- **Goal**
Would you extract the whole listing below and retype it exactly?

- **Data supplied**
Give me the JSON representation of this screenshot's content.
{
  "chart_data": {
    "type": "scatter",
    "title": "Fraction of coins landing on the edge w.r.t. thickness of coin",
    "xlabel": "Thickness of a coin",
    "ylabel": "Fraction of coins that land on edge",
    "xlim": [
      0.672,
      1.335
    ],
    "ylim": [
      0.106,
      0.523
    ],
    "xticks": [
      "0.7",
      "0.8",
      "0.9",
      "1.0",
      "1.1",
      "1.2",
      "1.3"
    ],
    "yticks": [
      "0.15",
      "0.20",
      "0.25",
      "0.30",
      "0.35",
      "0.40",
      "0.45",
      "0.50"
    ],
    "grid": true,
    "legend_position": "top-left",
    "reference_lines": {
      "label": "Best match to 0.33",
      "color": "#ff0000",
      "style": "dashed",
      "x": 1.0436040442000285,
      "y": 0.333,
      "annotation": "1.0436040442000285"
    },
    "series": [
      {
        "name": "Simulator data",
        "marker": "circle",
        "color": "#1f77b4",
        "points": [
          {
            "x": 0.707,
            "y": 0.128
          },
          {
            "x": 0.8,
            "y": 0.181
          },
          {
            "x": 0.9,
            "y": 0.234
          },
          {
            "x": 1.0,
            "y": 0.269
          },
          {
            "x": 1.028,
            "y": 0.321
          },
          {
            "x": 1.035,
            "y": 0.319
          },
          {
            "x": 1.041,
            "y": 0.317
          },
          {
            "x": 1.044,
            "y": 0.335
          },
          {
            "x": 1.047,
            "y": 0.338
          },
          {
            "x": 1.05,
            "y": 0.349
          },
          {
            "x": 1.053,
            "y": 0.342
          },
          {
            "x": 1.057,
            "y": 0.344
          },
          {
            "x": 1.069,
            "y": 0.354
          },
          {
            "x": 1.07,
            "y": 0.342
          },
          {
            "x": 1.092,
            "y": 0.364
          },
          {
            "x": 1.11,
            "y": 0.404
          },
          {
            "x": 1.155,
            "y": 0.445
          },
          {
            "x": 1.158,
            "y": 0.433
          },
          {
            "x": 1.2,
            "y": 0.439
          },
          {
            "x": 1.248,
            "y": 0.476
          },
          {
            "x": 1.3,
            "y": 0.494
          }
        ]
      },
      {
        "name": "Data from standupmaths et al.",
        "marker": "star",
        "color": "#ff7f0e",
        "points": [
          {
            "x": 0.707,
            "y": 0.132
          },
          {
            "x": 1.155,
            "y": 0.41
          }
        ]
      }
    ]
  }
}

- **Exercise answer**
Give me the JSON representation of this screenshot's content.
{
  "chart_data": {
    "type": "scatter",
    "title": "Fraction of coins landing on the edge w.r.t. thickness of coin",
    "xlabel": "Thickness of a coin",
    "ylabel": "Fraction of coins that land on edge",
    "xlim": [
      0.672,
      1.335
    ],
    "ylim": [
      0.106,
      0.523
    ],
    "xticks": [
      "0.7",
      "0.8",
      "0.9",
      "1.0",
      "1.1",
      "1.2",
      "1.3"
    ],
    "yticks": [
      "0.15",
      "0.20",
      "0.25",
      "0.30",
      "0.35",
      "0.40",
      "0.45",
      "0.50"
    ],
    "grid": true,
    "legend_position": "top-left",
    "reference_lines": {
      "label": "Best match to 0.33",
      "color": "#ff0000",
      "style": "dashed",
      "x": 1.0436040442000285,
      "y": 0.333,
      "annotation": "1.0436040442000285"
    },
    "series": [
      {
        "name": "Simulator data",
        "marker": "circle",
        "color": "#1f77b4",
        "points": [
          {
            "x": 0.707,
            "y": 0.128
          },
          {
            "x": 0.8,
            "y": 0.181
          },
          {
            "x": 0.9,
            "y": 0.234
          },
          {
            "x": 1.0,
            "y": 0.269
          },
          {
            "x": 1.028,
            "y": 0.321
          },
          {
            "x": 1.035,
            "y": 0.319
          },
          {
            "x": 1.041,
            "y": 0.317
          },
          {
            "x": 1.044,
            "y": 0.335
          },
          {
            "x": 1.047,
            "y": 0.338
          },
          {
            "x": 1.05,
            "y": 0.349
          },
          {
            "x": 1.053,
            "y": 0.342
          },
          {
            "x": 1.057,
            "y": 0.344
          },
          {
            "x": 1.069,
            "y": 0.354
          },
          {
            "x": 1.07,
            "y": 0.342
          },
          {
            "x": 1.092,
            "y": 0.364
          },
          {
            "x": 1.11,
            "y": 0.404
          },
          {
            "x": 1.155,
            "y": 0.445
          },
          {
            "x": 1.158,
            "y": 0.433
          },
          {
            "x": 1.2,
            "y": 0.439
          },
          {
            "x": 1.248,
            "y": 0.476
          },
          {
            "x": 1.3,
            "y": 0.494
          }
        ]
      },
      {
        "name": "Data from standupmaths et al.",
        "marker": "star",
        "color": "#ff7f0e",
        "points": [
          {
            "x": 0.707,
            "y": 0.132
          },
          {
            "x": 1.155,
            "y": 0.41
          }
        ]
      }
    ]
  }
}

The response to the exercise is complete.